Stated task
Output only the lines from the one holding "What does this" to the end of the data below, please, copied exactly.

★ ★ ★ ★ ★ ★ ★

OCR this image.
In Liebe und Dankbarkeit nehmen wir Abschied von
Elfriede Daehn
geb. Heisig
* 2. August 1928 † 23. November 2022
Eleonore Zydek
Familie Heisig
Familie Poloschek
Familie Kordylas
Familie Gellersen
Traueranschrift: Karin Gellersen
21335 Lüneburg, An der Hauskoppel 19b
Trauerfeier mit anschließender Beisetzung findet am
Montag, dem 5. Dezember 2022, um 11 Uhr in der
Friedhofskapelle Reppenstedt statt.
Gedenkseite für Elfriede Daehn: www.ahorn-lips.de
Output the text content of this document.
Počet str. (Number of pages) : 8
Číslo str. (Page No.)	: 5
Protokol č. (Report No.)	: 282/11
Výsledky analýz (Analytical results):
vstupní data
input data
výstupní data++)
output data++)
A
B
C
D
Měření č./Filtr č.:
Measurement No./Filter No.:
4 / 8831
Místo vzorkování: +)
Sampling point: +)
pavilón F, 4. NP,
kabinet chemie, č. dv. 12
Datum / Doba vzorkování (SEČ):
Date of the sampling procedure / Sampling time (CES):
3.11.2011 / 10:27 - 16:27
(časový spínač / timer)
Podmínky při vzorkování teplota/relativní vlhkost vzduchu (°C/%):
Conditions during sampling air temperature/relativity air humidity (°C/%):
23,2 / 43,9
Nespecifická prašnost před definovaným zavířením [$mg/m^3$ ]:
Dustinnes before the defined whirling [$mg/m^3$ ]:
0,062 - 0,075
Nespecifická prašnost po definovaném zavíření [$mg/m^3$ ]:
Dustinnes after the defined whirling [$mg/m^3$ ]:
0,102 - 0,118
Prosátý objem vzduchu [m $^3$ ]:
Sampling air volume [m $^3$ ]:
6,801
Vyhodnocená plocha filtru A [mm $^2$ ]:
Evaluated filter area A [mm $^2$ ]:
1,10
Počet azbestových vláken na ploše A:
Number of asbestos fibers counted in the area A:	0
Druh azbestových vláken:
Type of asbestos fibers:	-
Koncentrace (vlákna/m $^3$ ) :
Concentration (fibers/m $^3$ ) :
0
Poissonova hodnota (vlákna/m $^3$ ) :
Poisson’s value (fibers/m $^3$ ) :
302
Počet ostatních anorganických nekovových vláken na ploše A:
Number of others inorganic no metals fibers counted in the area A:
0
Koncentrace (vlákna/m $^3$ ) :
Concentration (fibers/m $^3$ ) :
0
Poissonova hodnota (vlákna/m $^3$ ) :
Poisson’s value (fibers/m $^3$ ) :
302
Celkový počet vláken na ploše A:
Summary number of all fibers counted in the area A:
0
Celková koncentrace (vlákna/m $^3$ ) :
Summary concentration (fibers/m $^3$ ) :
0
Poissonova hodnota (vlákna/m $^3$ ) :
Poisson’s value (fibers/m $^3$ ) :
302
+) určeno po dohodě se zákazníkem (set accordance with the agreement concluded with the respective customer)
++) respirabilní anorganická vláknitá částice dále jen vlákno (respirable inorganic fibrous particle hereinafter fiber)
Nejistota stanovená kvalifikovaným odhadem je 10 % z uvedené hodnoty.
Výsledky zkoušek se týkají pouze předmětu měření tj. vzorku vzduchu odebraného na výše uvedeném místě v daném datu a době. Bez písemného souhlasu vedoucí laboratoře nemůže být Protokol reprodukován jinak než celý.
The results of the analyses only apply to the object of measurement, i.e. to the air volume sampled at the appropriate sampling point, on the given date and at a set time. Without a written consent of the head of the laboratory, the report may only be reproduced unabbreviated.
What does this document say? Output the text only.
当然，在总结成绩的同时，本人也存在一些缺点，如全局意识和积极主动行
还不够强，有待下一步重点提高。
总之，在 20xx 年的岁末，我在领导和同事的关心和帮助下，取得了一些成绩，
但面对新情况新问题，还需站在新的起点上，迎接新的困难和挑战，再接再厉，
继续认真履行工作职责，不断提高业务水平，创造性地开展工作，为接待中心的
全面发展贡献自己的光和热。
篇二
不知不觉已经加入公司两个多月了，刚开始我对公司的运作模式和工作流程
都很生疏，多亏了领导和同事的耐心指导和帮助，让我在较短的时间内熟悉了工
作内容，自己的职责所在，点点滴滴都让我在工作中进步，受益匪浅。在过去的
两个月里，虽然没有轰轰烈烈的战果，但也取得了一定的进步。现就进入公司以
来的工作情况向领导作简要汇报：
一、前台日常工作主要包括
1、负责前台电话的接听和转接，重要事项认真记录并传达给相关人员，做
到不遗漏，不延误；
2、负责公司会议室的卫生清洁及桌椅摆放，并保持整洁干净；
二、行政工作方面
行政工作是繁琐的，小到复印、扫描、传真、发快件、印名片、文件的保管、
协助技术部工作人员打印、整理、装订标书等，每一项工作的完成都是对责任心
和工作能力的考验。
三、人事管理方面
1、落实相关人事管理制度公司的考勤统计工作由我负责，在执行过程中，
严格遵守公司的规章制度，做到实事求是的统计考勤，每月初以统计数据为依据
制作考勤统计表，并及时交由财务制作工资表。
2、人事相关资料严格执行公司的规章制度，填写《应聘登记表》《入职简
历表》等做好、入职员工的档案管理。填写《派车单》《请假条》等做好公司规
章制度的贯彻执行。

★ ★ ★ ★ ★ ★ ★

Correct result
What does this document say? Output the text only.
当然，在总结成绩的同时，本人也存在一些缺点，如全局意识和积极主动行
还不够强，有待下一步重点提高。
总之，在 20xx 年的岁末，我在领导和同事的关心和帮助下，取得了一些成绩，
但面对新情况新问题，还需站在新的起点上，迎接新的困难和挑战，再接再厉，
继续认真履行工作职责，不断提高业务水平，创造性地开展工作，为接待中心的
全面发展贡献自己的光和热。
篇二
不知不觉已经加入公司两个多月了，刚开始我对公司的运作模式和工作流程
都很生疏，多亏了领导和同事的耐心指导和帮助，让我在较短的时间内熟悉了工
作内容，自己的职责所在，点点滴滴都让我在工作中进步，受益匪浅。在过去的
两个月里，虽然没有轰轰烈烈的战果，但也取得了一定的进步。现就进入公司以
来的工作情况向领导作简要汇报：
一、前台日常工作主要包括
1、负责前台电话的接听和转接，重要事项认真记录并传达给相关人员，做
到不遗漏，不延误；
2、负责公司会议室的卫生清洁及桌椅摆放，并保持整洁干净；
二、行政工作方面
行政工作是繁琐的，小到复印、扫描、传真、发快件、印名片、文件的保管、
协助技术部工作人员打印、整理、装订标书等，每一项工作的完成都是对责任心
和工作能力的考验。
三、人事管理方面
1、落实相关人事管理制度公司的考勤统计工作由我负责，在执行过程中，
严格遵守公司的规章制度，做到实事求是的统计考勤，每月初以统计数据为依据
制作考勤统计表，并及时交由财务制作工资表。
2、人事相关资料严格执行公司的规章制度，填写《应聘登记表》《入职简
历表》等做好、入职员工的档案管理。填写《派车单》《请假条》等做好公司规
章制度的贯彻执行。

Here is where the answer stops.